§ **Dataset entries**
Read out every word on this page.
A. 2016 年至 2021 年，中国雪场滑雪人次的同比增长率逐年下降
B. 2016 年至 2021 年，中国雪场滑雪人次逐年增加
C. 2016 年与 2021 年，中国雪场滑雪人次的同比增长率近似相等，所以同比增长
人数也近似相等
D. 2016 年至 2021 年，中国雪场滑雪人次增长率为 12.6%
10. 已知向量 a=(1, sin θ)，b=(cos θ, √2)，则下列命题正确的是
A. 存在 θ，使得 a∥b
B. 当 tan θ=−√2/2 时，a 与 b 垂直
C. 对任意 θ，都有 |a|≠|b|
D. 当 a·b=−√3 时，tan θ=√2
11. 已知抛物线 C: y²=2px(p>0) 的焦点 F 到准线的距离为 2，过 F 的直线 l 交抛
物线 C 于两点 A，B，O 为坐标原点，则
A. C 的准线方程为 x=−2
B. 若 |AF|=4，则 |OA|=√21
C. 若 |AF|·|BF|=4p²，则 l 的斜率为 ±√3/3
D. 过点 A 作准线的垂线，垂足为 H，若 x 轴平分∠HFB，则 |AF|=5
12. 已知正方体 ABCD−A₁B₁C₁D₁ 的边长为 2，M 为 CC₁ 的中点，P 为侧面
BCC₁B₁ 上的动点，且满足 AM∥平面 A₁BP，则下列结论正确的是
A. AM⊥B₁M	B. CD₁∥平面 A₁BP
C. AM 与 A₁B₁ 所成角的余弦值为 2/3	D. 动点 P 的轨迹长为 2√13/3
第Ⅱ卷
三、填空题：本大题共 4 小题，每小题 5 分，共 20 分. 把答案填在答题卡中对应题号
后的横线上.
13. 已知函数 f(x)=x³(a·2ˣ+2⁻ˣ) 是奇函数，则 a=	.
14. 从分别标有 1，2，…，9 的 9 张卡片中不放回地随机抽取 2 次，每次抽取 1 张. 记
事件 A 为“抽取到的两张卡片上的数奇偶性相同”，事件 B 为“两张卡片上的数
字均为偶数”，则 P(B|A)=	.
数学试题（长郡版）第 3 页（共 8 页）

§ **Short problem**
Scan the material above. Return every line containing the string "A₁BP".

§ **Output below**
BCC₁B₁ 上的动点，且满足 AM∥平面 A₁BP，则下列结论正确的是
A. AM⊥B₁M	B. CD₁∥平面 A₁BP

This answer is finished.